WHAT YOU ARE ASKED TO DO
From top to bottom, restate the entries below word for word.

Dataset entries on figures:

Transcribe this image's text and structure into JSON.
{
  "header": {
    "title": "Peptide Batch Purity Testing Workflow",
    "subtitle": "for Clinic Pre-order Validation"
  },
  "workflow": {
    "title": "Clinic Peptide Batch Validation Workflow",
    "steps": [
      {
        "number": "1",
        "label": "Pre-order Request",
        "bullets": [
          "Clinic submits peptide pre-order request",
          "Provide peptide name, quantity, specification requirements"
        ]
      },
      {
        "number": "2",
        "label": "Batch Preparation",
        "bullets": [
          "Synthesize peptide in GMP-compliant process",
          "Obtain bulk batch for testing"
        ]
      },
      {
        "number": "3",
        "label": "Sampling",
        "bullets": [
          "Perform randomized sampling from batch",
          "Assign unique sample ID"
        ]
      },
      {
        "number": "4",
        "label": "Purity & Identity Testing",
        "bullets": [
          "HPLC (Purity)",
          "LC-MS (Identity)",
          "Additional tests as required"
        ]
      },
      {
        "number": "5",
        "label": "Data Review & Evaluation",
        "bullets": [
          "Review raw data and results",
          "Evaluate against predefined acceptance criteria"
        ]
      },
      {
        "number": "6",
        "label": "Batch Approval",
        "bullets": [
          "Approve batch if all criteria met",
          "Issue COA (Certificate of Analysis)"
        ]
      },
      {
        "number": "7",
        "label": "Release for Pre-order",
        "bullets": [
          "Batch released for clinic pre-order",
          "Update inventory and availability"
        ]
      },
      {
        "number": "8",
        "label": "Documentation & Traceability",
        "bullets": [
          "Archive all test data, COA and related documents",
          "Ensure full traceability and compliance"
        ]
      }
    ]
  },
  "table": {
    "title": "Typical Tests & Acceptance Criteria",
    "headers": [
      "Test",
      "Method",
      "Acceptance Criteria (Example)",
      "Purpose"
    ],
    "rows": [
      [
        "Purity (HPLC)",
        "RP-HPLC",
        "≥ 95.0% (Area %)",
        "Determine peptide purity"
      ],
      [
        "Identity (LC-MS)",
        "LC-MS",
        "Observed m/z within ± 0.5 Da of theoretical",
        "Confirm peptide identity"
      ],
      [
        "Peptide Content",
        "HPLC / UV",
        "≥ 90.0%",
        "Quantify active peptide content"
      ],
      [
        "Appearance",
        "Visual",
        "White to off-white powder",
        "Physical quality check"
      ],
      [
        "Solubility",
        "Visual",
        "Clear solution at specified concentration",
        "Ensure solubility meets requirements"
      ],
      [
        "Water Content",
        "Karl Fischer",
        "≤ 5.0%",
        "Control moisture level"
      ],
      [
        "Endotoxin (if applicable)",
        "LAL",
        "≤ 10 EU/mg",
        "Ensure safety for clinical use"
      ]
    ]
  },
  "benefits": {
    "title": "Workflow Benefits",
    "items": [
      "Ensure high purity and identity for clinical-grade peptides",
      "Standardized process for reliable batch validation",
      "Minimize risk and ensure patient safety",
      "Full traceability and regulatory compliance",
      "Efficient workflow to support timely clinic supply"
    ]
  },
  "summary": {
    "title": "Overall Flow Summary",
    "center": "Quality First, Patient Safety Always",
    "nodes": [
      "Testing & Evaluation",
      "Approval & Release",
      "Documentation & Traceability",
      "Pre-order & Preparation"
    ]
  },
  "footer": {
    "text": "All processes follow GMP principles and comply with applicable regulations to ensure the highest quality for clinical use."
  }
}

SOLUTION TO THIS TASK
Transcribe this image's text and structure into JSON.
{
  "header": {
    "title": "Peptide Batch Purity Testing Workflow",
    "subtitle": "for Clinic Pre-order Validation"
  },
  "workflow": {
    "title": "Clinic Peptide Batch Validation Workflow",
    "steps": [
      {
        "number": "1",
        "label": "Pre-order Request",
        "bullets": [
          "Clinic submits peptide pre-order request",
          "Provide peptide name, quantity, specification requirements"
        ]
      },
      {
        "number": "2",
        "label": "Batch Preparation",
        "bullets": [
          "Synthesize peptide in GMP-compliant process",
          "Obtain bulk batch for testing"
        ]
      },
      {
        "number": "3",
        "label": "Sampling",
        "bullets": [
          "Perform randomized sampling from batch",
          "Assign unique sample ID"
        ]
      },
      {
        "number": "4",
        "label": "Purity & Identity Testing",
        "bullets": [
          "HPLC (Purity)",
          "LC-MS (Identity)",
          "Additional tests as required"
        ]
      },
      {
        "number": "5",
        "label": "Data Review & Evaluation",
        "bullets": [
          "Review raw data and results",
          "Evaluate against predefined acceptance criteria"
        ]
      },
      {
        "number": "6",
        "label": "Batch Approval",
        "bullets": [
          "Approve batch if all criteria met",
          "Issue COA (Certificate of Analysis)"
        ]
      },
      {
        "number": "7",
        "label": "Release for Pre-order",
        "bullets": [
          "Batch released for clinic pre-order",
          "Update inventory and availability"
        ]
      },
      {
        "number": "8",
        "label": "Documentation & Traceability",
        "bullets": [
          "Archive all test data, COA and related documents",
          "Ensure full traceability and compliance"
        ]
      }
    ]
  },
  "table": {
    "title": "Typical Tests & Acceptance Criteria",
    "headers": [
      "Test",
      "Method",
      "Acceptance Criteria (Example)",
      "Purpose"
    ],
    "rows": [
      [
        "Purity (HPLC)",
        "RP-HPLC",
        "≥ 95.0% (Area %)",
        "Determine peptide purity"
      ],
      [
        "Identity (LC-MS)",
        "LC-MS",
        "Observed m/z within ± 0.5 Da of theoretical",
        "Confirm peptide identity"
      ],
      [
        "Peptide Content",
        "HPLC / UV",
        "≥ 90.0%",
        "Quantify active peptide content"
      ],
      [
        "Appearance",
        "Visual",
        "White to off-white powder",
        "Physical quality check"
      ],
      [
        "Solubility",
        "Visual",
        "Clear solution at specified concentration",
        "Ensure solubility meets requirements"
      ],
      [
        "Water Content",
        "Karl Fischer",
        "≤ 5.0%",
        "Control moisture level"
      ],
      [
        "Endotoxin (if applicable)",
        "LAL",
        "≤ 10 EU/mg",
        "Ensure safety for clinical use"
      ]
    ]
  },
  "benefits": {
    "title": "Workflow Benefits",
    "items": [
      "Ensure high purity and identity for clinical-grade peptides",
      "Standardized process for reliable batch validation",
      "Minimize risk and ensure patient safety",
      "Full traceability and regulatory compliance",
      "Efficient workflow to support timely clinic supply"
    ]
  },
  "summary": {
    "title": "Overall Flow Summary",
    "center": "Quality First, Patient Safety Always",
    "nodes": [
      "Testing & Evaluation",
      "Approval & Release",
      "Documentation & Traceability",
      "Pre-order & Preparation"
    ]
  },
  "footer": {
    "text": "All processes follow GMP principles and comply with applicable regulations to ensure the highest quality for clinical use."
  }
}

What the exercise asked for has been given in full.